Entries from a dataset:
================================

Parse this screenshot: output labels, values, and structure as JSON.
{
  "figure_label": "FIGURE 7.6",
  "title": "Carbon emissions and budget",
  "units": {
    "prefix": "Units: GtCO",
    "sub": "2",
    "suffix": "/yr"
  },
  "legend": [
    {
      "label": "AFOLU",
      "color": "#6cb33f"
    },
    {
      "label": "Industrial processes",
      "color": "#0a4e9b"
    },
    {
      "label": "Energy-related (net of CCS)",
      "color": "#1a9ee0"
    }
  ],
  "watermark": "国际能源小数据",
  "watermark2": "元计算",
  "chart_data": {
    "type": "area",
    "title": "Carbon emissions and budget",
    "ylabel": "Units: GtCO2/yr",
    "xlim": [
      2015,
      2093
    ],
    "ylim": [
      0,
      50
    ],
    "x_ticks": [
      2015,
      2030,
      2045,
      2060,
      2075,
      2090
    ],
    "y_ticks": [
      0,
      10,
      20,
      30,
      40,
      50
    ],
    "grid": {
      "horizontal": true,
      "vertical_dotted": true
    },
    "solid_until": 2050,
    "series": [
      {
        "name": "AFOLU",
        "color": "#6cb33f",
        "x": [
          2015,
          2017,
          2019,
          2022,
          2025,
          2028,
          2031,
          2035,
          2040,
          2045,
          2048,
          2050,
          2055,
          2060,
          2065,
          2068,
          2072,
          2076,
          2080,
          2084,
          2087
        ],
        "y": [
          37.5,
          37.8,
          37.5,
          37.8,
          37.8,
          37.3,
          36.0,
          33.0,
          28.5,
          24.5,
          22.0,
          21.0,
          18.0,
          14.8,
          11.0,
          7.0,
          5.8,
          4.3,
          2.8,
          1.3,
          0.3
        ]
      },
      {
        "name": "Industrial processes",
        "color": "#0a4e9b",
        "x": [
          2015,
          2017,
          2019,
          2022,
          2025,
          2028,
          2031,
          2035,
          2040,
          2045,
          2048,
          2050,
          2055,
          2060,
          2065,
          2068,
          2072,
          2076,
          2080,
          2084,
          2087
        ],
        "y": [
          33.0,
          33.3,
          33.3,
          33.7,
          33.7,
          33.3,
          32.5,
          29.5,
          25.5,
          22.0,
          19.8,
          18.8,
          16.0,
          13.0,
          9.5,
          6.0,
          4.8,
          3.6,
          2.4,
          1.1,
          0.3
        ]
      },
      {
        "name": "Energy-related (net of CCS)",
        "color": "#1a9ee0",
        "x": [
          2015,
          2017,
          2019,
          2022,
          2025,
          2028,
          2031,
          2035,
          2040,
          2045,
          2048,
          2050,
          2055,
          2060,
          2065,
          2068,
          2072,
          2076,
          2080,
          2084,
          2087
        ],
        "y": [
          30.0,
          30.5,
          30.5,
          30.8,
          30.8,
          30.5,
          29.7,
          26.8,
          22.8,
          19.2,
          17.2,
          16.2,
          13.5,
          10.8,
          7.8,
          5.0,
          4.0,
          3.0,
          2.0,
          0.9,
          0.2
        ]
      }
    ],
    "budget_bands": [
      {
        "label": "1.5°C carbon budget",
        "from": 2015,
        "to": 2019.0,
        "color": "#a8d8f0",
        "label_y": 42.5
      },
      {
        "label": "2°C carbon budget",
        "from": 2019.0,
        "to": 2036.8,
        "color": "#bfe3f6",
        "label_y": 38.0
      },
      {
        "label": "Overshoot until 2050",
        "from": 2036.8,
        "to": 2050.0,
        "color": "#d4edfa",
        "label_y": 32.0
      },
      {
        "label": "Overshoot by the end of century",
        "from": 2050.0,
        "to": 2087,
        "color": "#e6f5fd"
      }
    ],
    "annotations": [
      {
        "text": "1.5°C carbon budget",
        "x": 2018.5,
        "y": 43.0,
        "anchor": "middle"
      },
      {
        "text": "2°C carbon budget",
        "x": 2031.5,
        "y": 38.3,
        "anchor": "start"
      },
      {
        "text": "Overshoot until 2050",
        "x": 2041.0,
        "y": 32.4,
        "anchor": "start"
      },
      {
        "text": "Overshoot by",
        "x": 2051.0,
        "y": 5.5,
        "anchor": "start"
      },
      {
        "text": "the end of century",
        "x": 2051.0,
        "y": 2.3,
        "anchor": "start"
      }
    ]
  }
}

================================

Exercise instructions: Copy out each line of the records that holds the string "name".

Problem solution:
        "name": "AFOLU",
        "name": "Industrial processes",
        "name": "Energy-related (net of CCS)",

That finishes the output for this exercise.